───── RECORDS FOR THIS EXERCISE

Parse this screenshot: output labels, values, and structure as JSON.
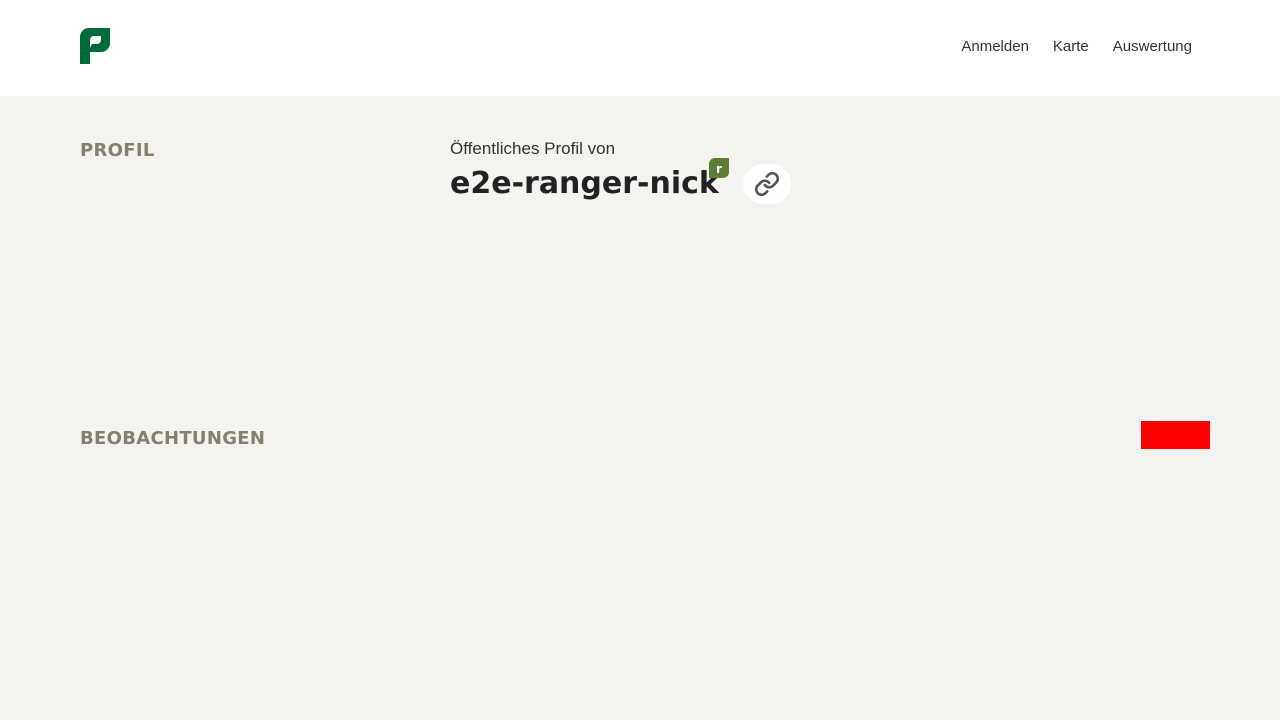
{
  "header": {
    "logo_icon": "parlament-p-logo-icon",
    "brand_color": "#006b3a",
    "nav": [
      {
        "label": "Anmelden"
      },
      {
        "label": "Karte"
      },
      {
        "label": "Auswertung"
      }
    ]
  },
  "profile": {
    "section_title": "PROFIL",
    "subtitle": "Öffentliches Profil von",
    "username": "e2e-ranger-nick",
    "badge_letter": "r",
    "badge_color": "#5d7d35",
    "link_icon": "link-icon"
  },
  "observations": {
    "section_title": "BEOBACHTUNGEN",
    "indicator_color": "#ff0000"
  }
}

──────────
───── RECORDS FOR THIS EXERCISE

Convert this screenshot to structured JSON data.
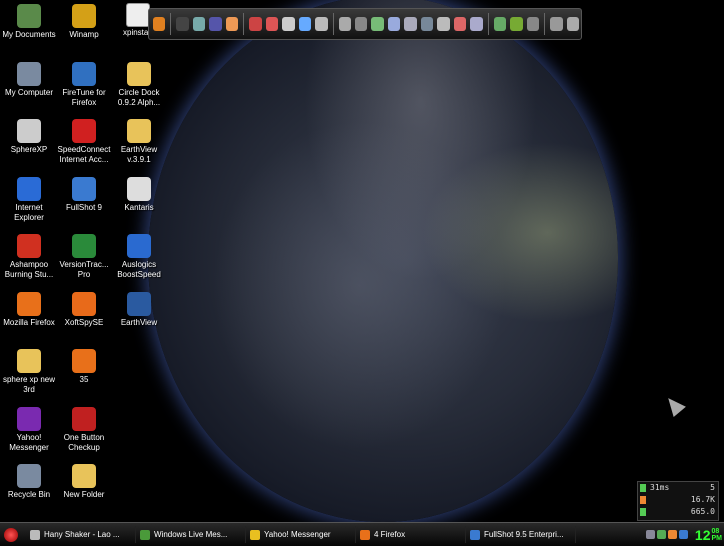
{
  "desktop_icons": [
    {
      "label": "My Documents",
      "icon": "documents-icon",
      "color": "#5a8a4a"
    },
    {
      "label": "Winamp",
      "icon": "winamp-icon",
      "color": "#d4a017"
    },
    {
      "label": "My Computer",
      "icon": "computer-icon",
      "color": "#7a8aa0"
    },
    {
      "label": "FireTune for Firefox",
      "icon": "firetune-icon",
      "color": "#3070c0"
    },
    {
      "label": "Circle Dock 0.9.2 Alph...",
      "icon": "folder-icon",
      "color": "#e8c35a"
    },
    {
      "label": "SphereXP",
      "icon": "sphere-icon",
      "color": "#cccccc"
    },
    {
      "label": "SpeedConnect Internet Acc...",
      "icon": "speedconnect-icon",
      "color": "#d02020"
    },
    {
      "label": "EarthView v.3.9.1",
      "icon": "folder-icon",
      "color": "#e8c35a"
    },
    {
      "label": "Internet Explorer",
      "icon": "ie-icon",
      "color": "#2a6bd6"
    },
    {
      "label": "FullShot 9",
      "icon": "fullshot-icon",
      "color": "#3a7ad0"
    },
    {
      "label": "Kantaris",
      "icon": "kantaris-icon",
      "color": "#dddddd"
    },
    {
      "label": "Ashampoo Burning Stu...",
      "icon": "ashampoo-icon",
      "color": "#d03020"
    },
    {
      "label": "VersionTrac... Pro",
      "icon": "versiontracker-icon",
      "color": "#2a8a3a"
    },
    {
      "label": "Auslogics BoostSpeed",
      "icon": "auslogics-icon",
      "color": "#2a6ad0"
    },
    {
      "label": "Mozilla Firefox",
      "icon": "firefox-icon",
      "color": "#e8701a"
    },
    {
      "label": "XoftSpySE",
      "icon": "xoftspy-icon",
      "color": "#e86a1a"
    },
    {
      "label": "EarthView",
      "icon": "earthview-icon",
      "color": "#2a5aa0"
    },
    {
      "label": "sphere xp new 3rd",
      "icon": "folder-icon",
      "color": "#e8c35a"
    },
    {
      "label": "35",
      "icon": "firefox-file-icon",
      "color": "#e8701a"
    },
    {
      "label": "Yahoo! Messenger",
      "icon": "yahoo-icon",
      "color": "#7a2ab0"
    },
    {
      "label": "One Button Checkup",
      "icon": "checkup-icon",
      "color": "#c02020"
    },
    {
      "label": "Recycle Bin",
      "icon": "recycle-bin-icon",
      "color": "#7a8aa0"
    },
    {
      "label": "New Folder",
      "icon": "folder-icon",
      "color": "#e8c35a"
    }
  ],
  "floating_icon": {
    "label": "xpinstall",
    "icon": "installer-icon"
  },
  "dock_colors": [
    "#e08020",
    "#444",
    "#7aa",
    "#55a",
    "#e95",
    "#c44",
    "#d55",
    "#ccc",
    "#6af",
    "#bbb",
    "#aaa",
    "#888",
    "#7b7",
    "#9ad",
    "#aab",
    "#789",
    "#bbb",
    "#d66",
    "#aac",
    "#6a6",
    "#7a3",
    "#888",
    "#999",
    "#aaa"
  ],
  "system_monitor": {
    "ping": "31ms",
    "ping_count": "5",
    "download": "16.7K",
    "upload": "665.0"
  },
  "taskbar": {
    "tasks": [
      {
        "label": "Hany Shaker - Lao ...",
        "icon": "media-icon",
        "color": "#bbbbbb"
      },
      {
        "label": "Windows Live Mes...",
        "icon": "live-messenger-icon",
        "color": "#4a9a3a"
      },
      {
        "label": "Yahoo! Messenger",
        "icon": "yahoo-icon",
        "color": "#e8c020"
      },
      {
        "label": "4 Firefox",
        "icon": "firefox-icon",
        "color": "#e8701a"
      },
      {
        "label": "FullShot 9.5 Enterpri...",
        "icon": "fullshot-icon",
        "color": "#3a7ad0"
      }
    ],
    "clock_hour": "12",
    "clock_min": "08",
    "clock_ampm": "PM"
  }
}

──────────

» TO BE DONE
Wherever a line in the data above holds "screenshot", copy that line.

» PROBLEM SOLUTION
Parse this screenshot: output labels, values, and structure as JSON.
Convert this screenshot to structured JSON data.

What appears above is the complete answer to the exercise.